**Your task**
In the forum thread below about a bar brawl, which organization will handle the case for the military?

=== Provided text ===

The bar’s management couldn’t be reached for comment Saturday evening.

Capt. Annie Morin, a public affairs officer at 8 Wing-CFB Trenton, told QMI Agency that military police were involved, but she couldn’t release the names or ages of the trio.

Morin said the OPP are investigating “and on the military side we are doing our own investigation.”

The Canadian Forces National Investigation Service will handle the case for the military, said Morin.

Bryson Horner, 27, of Sarnia, is charged with assault. He was released on conditions pending a court appearance.

Blakely said police are still investigating and further arrests and charges are possible.


----------



## Retired AF Guy (29 Aug 2010)

I did a Google search and could find nothing new. I imagine there will be more in Monday's papers.


----------



## Nfld Sapper (29 Aug 2010)

Old Sweat said:
			
		

> I have posted this here rather than in the Military Police page because it seems to me that the situation is by no means clear. The story is reproduced under the Fair Comment provisions of the Copyright Act.
> 
> Military cops in bar brawl
> OPP, Canadian Forces probe fight
> ...



Hey OS next time can you post a link to the article....


----------



## Journeyman (29 Aug 2010)

NFLD Sapper said:
			
		

> Hey OS next time can you post a link to the article....


In case you hadn't found it yet: 
http://www.intelligencer.ca/ArticleDisplay.aspx?e=2734165


----------



## Retired AF Guy (29 Aug 2010)

Journeyman said:
			
		

> In case you hadn't found it yet:
> http://www.intelligencer.ca/ArticleDisplay.aspx?e=2734165



According to the above link the three MP's were off-duty at the time.


----------



## DulongC (31 Aug 2010)

=== Data provided ===

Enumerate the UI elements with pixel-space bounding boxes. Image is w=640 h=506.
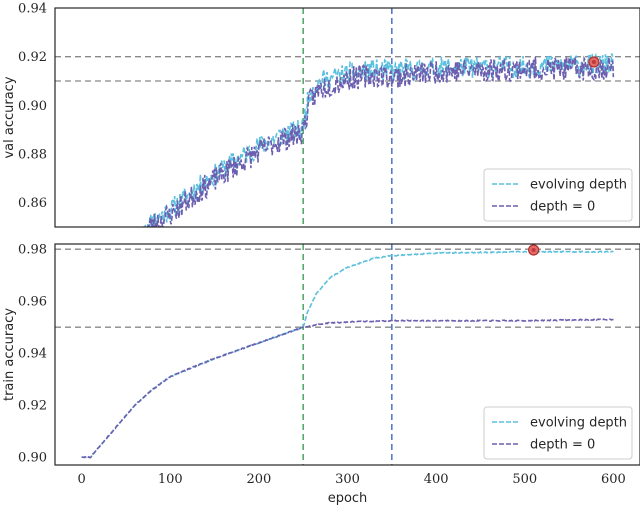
plot-area: [55, 244, 640, 465]
series-line-1: [81, 318, 614, 459]
legend-box: [483, 168, 633, 222]
legend: evolving depth depth = 0: [483, 168, 633, 222]
train-accuracy-panel: 0.90 0.92 0.94 0.96 0.98 0 100 200 300 400 500 600 t…: [2, 243, 640, 506]
legend-label-0: evolving depth: [530, 178, 627, 193]
axes-frame: [54, 243, 640, 466]
best-marker-center: [591, 60, 596, 65]
best-marker-center: [531, 247, 536, 252]
x-tick-label: 500: [512, 472, 537, 487]
y-tick-label: 0.90: [18, 451, 47, 466]
y-tick-label: 0.90: [18, 99, 47, 114]
y-tick-label: 0.94: [18, 2, 47, 17]
x-tick-label: 100: [158, 472, 183, 487]
legend-label-1: depth = 0: [530, 200, 595, 215]
y-axis-label: val accuracy: [2, 76, 17, 158]
x-tick-label: 300: [335, 472, 360, 487]
axes-frame: [54, 7, 640, 228]
plot-area: [55, 8, 640, 227]
legend-label-1: depth = 0: [530, 438, 595, 453]
y-tick-label: 0.92: [18, 50, 47, 65]
legend-label-0: evolving depth: [530, 416, 627, 431]
y-tick-label: 0.92: [18, 399, 47, 414]
y-tick-label: 0.96: [18, 295, 47, 310]
series-line-1: [146, 55, 615, 227]
y-tick-label: 0.94: [18, 347, 47, 362]
y-tick-label: 0.98: [18, 243, 47, 258]
val-accuracy-panel: 0.86 0.88 0.90 0.92 0.94 val accuracy evolving…: [2, 2, 640, 228]
x-axis-label: epoch: [328, 491, 368, 506]
y-tick-label: 0.86: [18, 196, 47, 211]
legend: evolving depth depth = 0: [483, 406, 633, 460]
legend-box: [483, 406, 633, 460]
x-tick-label: 200: [246, 472, 271, 487]
y-tick-label: 0.88: [18, 148, 47, 163]
x-tick-label: 0: [77, 472, 85, 487]
x-tick-label: 400: [424, 472, 449, 487]
x-tick-label: 600: [601, 472, 626, 487]
y-axis-label: train accuracy: [2, 308, 17, 401]
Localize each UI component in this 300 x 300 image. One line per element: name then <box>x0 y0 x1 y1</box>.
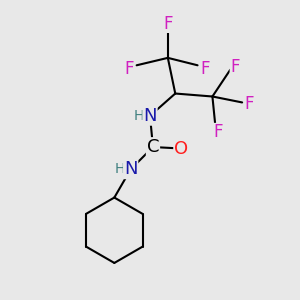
Text: H: H <box>134 109 144 123</box>
Text: F: F <box>163 15 172 33</box>
Text: F: F <box>214 123 223 141</box>
Text: F: F <box>230 58 239 76</box>
Text: F: F <box>200 60 210 78</box>
Text: F: F <box>245 95 254 113</box>
Text: N: N <box>143 107 157 125</box>
Text: N: N <box>124 160 137 178</box>
Text: F: F <box>124 60 134 78</box>
Text: H: H <box>114 162 124 176</box>
Text: C: C <box>147 138 159 156</box>
Text: O: O <box>174 140 188 158</box>
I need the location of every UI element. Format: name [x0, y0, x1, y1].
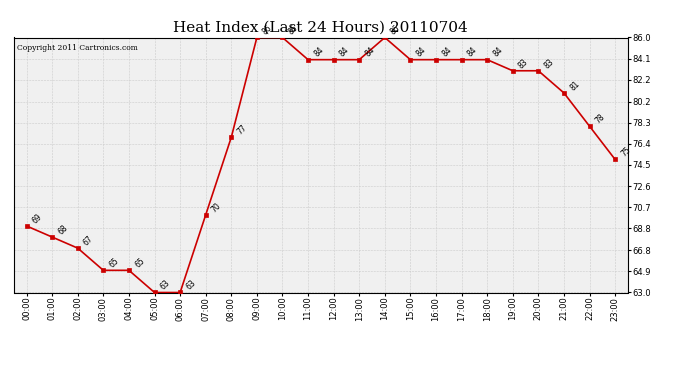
Text: 78: 78	[593, 112, 607, 125]
Text: 83: 83	[517, 57, 530, 70]
Text: 81: 81	[568, 79, 581, 92]
Text: 70: 70	[210, 201, 223, 214]
Text: 86: 86	[389, 24, 402, 37]
Text: 67: 67	[82, 234, 95, 248]
Text: 84: 84	[466, 46, 479, 59]
Text: Copyright 2011 Cartronics.com: Copyright 2011 Cartronics.com	[17, 44, 138, 52]
Text: 65: 65	[108, 256, 121, 270]
Text: 84: 84	[440, 46, 453, 59]
Text: 83: 83	[542, 57, 555, 70]
Text: 84: 84	[338, 46, 351, 59]
Text: 86: 86	[286, 24, 300, 37]
Title: Heat Index (Last 24 Hours) 20110704: Heat Index (Last 24 Hours) 20110704	[173, 21, 469, 35]
Text: 63: 63	[184, 279, 197, 292]
Text: 84: 84	[491, 46, 504, 59]
Text: 77: 77	[235, 123, 248, 136]
Text: 84: 84	[312, 46, 326, 59]
Text: 68: 68	[57, 223, 70, 236]
Text: 86: 86	[261, 24, 274, 37]
Text: 84: 84	[364, 46, 377, 59]
Text: 63: 63	[159, 279, 172, 292]
Text: 65: 65	[133, 256, 146, 270]
Text: 69: 69	[31, 212, 44, 225]
Text: 75: 75	[619, 146, 633, 159]
Text: 84: 84	[415, 46, 428, 59]
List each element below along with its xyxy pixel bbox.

===

**Completed exercise**
The Canadian Forces National Investigation Service will handle the case for the military.